Problem to work on: Reply with nothing except the number of lines that contain the word "再向上平移".

************

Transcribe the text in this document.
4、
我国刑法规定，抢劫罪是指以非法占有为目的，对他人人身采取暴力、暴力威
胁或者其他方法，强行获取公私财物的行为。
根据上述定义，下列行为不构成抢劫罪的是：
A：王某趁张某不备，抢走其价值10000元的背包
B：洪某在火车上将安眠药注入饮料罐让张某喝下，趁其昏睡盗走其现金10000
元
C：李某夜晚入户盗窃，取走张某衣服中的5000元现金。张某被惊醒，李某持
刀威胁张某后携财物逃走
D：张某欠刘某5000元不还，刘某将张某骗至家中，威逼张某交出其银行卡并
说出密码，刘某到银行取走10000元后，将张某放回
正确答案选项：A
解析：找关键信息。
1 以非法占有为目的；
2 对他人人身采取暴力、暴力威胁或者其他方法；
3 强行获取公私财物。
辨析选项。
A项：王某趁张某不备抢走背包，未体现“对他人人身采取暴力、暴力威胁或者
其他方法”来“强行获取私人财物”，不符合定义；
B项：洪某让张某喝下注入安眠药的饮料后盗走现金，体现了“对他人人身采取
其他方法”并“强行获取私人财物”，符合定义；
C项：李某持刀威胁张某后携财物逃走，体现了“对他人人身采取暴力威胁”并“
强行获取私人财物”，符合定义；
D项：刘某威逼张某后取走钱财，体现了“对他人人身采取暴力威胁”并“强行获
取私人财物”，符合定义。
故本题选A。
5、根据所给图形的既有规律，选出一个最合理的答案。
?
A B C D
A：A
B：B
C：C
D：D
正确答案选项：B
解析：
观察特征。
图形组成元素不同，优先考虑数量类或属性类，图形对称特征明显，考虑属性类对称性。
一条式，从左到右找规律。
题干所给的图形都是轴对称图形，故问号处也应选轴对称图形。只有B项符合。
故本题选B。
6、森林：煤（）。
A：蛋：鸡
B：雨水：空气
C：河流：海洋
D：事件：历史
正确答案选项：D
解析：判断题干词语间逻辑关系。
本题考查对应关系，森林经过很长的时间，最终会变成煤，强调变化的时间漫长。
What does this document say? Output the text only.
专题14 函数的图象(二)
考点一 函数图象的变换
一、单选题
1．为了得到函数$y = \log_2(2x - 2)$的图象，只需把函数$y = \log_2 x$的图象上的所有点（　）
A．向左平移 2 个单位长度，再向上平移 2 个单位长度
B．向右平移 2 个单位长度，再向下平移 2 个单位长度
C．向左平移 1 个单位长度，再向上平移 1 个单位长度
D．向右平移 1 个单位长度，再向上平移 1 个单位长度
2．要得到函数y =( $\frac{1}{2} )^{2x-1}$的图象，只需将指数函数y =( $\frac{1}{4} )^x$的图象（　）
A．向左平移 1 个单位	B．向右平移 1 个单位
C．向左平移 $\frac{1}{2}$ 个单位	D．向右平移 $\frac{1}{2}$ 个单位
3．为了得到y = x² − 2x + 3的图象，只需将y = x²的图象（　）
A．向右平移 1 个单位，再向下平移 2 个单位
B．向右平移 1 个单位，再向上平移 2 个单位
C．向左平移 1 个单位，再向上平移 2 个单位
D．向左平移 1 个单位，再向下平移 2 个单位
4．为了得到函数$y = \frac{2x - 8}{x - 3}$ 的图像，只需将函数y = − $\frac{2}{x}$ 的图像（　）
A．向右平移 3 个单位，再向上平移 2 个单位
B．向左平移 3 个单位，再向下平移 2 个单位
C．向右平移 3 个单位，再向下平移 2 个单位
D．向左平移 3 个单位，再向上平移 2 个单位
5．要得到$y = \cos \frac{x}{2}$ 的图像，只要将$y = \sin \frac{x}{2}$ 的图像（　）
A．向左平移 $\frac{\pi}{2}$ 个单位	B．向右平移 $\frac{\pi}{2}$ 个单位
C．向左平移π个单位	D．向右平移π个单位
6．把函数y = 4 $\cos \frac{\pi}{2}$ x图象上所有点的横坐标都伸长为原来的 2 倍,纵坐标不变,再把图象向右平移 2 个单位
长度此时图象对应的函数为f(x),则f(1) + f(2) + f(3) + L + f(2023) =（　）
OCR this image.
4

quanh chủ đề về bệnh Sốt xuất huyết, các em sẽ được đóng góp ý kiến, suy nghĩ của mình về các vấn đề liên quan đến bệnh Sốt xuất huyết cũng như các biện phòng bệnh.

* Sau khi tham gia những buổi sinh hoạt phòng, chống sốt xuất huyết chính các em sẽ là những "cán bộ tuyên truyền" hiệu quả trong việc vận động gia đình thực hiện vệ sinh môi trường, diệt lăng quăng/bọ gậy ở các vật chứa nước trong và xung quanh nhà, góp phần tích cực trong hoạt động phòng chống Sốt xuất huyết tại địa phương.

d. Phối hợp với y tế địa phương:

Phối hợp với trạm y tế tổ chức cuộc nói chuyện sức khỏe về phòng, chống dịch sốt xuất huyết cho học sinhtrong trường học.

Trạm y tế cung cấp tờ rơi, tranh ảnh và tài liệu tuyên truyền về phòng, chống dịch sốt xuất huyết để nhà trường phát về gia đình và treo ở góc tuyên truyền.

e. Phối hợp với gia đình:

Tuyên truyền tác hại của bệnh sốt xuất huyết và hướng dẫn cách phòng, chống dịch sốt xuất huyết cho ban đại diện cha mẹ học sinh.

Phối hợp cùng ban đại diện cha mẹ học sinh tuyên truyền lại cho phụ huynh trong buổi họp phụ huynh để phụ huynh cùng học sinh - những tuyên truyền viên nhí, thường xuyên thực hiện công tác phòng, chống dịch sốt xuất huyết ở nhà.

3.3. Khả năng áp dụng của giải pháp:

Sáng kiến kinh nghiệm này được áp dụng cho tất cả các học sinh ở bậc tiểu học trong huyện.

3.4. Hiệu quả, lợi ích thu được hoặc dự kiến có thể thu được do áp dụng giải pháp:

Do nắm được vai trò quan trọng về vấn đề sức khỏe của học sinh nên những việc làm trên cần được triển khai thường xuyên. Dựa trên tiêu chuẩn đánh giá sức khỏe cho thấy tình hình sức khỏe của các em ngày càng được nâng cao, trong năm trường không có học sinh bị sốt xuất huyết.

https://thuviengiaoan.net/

************

Full answer: 7